Stored data entries

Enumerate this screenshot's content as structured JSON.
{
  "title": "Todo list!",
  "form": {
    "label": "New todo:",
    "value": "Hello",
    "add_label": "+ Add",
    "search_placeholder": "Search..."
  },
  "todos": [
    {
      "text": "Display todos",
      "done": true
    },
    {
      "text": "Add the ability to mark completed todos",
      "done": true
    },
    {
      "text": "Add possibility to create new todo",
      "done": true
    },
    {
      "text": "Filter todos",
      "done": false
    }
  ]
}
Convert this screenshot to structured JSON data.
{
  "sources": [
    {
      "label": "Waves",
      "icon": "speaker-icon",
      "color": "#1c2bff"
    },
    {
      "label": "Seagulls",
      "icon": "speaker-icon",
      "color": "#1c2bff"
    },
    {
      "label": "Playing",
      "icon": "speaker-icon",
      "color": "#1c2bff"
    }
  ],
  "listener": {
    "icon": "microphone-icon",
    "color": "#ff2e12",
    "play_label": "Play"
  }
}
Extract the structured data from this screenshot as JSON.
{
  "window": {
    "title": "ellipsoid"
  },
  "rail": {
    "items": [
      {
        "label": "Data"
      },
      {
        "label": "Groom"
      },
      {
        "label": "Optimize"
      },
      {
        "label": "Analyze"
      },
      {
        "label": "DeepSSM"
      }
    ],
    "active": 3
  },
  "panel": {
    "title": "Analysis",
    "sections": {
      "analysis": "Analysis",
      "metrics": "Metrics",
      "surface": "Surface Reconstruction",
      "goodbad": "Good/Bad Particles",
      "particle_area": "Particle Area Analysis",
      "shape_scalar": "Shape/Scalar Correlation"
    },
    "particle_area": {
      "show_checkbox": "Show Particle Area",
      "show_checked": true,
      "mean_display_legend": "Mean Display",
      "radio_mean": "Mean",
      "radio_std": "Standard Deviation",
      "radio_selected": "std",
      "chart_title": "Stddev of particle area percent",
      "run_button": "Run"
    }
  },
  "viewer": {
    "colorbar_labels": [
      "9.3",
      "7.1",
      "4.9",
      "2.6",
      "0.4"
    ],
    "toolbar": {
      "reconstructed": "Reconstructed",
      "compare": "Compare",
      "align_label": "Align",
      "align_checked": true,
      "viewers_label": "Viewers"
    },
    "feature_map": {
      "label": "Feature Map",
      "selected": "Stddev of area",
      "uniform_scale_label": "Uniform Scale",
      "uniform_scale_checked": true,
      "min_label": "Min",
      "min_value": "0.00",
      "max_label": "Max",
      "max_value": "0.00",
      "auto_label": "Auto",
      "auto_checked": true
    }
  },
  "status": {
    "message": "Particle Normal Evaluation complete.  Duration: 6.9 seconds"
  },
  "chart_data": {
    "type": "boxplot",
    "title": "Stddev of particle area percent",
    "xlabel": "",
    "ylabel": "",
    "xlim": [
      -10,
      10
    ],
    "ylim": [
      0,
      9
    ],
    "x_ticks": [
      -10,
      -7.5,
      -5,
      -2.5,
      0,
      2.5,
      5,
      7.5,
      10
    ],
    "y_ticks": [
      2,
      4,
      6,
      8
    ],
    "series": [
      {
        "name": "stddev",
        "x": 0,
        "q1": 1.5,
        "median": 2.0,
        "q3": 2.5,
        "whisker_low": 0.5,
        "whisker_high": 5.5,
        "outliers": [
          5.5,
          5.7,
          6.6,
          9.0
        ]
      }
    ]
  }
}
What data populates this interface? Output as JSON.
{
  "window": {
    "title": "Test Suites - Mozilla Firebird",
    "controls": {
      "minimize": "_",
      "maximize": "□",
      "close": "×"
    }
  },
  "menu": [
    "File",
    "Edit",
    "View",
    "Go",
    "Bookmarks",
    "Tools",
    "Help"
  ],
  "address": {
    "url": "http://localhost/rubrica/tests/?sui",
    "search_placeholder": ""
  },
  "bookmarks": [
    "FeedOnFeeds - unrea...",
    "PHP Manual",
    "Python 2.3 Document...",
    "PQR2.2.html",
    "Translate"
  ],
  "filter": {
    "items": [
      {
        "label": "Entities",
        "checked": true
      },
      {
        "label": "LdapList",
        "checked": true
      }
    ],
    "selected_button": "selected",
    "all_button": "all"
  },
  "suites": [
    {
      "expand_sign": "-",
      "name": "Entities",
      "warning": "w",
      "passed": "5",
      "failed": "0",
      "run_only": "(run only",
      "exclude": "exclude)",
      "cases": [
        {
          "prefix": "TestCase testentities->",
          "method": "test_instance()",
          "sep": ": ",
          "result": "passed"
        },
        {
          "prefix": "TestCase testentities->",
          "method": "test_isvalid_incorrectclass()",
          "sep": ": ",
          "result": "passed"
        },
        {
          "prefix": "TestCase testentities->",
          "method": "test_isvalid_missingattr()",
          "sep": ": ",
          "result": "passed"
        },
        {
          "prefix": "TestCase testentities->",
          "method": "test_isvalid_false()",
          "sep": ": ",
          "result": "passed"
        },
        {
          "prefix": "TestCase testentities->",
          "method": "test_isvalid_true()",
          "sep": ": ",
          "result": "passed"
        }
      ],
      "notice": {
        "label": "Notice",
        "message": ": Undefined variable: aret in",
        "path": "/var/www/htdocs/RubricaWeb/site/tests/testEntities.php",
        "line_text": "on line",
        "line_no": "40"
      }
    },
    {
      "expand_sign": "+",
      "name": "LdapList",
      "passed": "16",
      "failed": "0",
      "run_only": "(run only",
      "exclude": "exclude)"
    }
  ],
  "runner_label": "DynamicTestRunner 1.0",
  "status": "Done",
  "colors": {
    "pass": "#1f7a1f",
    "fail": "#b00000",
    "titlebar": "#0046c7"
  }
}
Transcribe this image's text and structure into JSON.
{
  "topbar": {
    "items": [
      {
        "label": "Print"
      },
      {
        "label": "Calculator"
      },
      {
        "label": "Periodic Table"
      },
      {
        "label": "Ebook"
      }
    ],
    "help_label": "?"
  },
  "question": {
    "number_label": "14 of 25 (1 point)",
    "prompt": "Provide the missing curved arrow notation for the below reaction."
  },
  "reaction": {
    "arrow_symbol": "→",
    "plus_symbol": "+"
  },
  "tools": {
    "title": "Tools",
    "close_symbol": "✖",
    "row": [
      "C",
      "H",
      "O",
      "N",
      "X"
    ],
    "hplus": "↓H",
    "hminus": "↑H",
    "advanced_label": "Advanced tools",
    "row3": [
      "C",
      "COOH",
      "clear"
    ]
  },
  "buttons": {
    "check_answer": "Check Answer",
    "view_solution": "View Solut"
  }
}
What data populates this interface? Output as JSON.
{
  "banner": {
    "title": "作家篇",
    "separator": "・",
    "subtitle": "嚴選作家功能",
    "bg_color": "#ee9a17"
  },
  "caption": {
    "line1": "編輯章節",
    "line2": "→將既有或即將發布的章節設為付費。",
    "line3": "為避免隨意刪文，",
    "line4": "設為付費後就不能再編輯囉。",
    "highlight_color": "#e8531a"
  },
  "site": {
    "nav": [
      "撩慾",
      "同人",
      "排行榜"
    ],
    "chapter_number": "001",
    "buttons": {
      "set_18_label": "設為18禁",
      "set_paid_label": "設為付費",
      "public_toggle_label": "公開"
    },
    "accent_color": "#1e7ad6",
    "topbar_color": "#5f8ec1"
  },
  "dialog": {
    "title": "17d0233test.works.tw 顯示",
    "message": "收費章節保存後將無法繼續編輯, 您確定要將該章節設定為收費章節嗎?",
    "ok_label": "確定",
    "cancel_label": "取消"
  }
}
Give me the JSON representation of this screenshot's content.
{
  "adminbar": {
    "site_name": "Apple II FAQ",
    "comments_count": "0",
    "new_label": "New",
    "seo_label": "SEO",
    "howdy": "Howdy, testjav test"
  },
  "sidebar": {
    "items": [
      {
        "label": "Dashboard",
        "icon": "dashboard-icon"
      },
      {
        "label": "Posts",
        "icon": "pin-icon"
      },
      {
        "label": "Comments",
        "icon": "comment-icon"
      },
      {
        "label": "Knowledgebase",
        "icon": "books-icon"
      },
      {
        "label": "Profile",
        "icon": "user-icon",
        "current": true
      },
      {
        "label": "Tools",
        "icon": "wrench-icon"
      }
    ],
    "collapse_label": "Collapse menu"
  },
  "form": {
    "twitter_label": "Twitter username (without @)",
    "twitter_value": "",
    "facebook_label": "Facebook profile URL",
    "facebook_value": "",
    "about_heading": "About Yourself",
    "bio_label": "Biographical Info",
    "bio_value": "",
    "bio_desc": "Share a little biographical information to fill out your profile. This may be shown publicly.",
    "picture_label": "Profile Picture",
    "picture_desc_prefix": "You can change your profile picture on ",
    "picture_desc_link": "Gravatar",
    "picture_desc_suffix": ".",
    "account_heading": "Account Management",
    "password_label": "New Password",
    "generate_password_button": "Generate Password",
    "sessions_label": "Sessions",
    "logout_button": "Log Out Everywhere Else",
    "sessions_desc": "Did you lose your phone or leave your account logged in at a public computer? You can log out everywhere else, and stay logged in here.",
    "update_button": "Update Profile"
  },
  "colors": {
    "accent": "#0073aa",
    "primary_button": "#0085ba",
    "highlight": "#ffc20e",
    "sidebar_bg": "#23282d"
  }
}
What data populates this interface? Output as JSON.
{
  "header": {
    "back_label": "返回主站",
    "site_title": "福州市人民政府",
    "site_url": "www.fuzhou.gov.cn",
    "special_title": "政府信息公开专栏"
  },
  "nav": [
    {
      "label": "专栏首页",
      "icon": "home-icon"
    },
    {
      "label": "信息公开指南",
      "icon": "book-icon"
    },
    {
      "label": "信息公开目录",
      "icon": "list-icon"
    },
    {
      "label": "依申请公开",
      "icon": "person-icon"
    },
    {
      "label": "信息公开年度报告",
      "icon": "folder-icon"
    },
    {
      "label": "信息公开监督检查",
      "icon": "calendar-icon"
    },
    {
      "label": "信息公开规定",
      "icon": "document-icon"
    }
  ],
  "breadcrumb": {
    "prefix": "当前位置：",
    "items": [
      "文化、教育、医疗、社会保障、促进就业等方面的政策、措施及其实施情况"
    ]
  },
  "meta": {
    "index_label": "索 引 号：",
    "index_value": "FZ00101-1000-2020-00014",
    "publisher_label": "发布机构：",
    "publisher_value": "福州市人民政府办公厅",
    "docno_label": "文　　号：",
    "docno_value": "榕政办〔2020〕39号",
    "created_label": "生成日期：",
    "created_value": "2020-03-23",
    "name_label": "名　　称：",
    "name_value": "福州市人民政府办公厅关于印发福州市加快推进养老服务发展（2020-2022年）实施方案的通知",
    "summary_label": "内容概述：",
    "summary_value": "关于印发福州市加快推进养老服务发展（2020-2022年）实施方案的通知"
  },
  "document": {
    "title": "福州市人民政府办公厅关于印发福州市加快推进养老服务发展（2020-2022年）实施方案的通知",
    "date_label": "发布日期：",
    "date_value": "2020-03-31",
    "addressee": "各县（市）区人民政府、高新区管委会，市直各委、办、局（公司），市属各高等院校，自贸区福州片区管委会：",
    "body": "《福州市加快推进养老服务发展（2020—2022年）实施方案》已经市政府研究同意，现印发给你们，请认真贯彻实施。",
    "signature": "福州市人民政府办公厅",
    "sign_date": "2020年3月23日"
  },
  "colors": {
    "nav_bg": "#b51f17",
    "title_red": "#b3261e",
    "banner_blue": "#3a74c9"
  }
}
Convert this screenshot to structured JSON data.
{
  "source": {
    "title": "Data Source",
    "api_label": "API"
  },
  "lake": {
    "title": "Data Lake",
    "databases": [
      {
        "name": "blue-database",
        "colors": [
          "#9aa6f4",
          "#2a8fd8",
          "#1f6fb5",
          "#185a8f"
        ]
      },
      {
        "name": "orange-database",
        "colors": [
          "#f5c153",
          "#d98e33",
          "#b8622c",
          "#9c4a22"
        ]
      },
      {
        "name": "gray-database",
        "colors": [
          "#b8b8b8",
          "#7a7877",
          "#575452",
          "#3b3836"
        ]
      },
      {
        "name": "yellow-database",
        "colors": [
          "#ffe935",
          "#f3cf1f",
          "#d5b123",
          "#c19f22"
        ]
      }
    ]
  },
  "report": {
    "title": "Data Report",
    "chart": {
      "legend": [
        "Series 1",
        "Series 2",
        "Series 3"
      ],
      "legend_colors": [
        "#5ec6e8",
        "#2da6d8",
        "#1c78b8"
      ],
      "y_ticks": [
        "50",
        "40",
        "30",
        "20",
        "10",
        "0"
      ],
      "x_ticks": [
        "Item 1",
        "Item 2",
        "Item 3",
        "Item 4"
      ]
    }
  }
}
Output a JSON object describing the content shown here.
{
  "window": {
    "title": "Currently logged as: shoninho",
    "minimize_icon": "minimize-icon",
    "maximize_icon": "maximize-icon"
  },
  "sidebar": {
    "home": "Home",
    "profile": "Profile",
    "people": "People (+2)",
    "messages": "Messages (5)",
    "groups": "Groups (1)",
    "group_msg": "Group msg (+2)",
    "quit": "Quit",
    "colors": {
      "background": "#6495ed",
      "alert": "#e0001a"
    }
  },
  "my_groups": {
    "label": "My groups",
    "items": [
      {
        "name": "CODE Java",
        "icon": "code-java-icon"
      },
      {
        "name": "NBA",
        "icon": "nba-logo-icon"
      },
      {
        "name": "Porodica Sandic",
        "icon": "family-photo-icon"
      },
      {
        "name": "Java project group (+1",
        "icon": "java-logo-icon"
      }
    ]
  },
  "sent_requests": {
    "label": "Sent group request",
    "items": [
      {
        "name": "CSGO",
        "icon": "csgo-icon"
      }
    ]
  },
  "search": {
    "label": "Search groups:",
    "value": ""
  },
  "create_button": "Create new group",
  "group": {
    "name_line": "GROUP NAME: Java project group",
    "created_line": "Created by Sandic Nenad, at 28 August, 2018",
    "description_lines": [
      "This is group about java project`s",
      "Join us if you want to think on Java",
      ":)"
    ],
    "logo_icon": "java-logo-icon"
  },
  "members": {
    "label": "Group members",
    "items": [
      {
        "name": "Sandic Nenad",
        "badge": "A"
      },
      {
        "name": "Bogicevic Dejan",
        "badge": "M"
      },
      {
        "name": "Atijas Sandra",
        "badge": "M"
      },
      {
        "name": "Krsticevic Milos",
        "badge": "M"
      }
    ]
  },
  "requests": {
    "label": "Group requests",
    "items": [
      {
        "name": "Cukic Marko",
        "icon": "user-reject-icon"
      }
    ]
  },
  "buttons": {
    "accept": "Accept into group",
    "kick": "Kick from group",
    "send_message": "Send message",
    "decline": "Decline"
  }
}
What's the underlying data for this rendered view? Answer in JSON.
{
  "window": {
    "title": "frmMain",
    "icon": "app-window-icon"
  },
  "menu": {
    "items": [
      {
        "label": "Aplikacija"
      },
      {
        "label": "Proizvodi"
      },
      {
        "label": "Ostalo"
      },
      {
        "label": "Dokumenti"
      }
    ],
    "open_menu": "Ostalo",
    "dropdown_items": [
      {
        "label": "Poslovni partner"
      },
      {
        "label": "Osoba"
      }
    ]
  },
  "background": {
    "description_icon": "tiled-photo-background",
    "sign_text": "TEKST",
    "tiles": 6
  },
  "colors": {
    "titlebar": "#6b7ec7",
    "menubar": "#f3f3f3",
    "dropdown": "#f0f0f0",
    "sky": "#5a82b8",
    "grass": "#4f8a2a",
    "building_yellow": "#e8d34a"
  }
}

TASK DIRECTIONS — Identify the lines above that contain the word "Answer", then copy them.

RESULT OF THE TASK —
    "check_answer": "Check Answer",
What's the underlying data for this rendered view? Answer in JSON.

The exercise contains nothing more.